Records from a data collection:
--*--

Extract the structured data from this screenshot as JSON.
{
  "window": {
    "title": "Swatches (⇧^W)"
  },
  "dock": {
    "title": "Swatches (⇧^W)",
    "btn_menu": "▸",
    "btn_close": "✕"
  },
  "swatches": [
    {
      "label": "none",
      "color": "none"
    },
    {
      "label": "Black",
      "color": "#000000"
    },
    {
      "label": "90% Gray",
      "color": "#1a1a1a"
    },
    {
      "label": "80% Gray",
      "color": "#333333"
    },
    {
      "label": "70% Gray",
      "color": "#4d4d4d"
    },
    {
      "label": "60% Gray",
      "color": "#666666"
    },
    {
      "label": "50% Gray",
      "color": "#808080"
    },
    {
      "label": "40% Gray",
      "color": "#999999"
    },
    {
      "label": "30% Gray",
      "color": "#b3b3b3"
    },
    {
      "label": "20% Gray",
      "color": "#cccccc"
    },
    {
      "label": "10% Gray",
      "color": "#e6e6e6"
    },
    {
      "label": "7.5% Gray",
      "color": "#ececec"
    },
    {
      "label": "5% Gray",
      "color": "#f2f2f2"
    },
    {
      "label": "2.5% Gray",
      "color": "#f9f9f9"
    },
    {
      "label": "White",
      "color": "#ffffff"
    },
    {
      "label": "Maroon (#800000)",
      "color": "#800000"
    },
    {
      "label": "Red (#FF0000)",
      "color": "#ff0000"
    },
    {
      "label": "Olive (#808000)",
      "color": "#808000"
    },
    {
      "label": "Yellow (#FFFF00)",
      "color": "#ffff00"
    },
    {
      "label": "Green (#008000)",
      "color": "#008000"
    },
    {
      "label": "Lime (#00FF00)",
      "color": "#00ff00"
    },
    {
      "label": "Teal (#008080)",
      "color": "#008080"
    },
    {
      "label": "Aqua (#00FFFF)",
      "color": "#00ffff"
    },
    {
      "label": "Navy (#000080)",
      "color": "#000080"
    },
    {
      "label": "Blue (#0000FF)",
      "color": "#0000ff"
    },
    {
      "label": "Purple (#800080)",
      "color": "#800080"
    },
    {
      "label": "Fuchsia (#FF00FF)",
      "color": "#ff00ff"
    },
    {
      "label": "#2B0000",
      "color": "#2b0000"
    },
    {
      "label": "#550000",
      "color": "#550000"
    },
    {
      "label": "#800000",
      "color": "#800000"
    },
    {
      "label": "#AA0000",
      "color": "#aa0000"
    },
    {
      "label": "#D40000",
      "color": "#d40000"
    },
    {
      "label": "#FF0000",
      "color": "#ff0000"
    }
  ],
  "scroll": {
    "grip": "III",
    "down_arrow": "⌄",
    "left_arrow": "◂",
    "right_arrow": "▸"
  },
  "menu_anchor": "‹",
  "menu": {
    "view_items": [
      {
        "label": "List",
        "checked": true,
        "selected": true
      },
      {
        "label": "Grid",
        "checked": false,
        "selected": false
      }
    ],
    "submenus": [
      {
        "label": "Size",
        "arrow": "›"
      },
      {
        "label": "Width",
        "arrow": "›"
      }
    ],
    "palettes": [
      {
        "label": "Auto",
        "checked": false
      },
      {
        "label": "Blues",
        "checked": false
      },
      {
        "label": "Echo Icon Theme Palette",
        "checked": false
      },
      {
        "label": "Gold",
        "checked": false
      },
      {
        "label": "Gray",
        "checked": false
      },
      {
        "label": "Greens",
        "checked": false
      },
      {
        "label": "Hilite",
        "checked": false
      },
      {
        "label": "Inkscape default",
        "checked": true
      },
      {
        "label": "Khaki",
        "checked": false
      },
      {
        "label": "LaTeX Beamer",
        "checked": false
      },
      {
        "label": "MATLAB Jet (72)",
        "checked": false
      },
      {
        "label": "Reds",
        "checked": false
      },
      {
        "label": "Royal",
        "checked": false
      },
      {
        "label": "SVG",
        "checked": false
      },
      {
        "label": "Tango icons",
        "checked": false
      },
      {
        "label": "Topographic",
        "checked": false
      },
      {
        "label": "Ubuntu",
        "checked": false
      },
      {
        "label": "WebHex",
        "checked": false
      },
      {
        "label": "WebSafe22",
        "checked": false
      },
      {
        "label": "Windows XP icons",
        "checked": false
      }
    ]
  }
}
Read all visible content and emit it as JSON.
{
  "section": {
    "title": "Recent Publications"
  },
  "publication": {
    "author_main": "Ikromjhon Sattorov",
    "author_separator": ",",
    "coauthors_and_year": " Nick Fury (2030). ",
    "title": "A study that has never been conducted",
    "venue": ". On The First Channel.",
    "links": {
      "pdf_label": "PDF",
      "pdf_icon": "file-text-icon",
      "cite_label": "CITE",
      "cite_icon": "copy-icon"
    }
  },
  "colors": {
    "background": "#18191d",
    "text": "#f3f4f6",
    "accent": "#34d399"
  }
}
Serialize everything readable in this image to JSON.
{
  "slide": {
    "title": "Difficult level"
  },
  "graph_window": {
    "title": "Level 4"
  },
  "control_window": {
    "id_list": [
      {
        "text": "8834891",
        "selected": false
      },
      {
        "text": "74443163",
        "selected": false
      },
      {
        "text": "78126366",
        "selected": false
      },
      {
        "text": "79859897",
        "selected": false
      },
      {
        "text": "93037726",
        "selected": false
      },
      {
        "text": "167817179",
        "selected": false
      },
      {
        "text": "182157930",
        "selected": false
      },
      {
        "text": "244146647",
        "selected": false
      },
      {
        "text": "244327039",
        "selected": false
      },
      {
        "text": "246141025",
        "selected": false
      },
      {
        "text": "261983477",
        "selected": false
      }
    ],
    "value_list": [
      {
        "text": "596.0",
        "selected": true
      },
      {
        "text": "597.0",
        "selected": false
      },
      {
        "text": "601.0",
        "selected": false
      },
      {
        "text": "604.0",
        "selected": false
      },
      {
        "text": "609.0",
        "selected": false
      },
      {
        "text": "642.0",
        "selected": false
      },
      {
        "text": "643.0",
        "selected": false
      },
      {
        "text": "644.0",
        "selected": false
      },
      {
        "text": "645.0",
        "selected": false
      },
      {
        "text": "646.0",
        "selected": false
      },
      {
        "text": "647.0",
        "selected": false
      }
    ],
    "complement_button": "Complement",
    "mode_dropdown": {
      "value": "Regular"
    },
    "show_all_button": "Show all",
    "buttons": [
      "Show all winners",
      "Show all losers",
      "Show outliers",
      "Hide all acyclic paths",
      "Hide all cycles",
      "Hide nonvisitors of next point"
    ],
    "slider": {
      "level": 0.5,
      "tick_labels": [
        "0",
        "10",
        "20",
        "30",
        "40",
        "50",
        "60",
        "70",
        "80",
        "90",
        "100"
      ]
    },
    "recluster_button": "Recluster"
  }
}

--*--

## Exercise prompt
Select and copy every line of the listing with the word "Hide".

## Answer below
      "Hide all acyclic paths",
      "Hide all cycles",
      "Hide nonvisitors of next point"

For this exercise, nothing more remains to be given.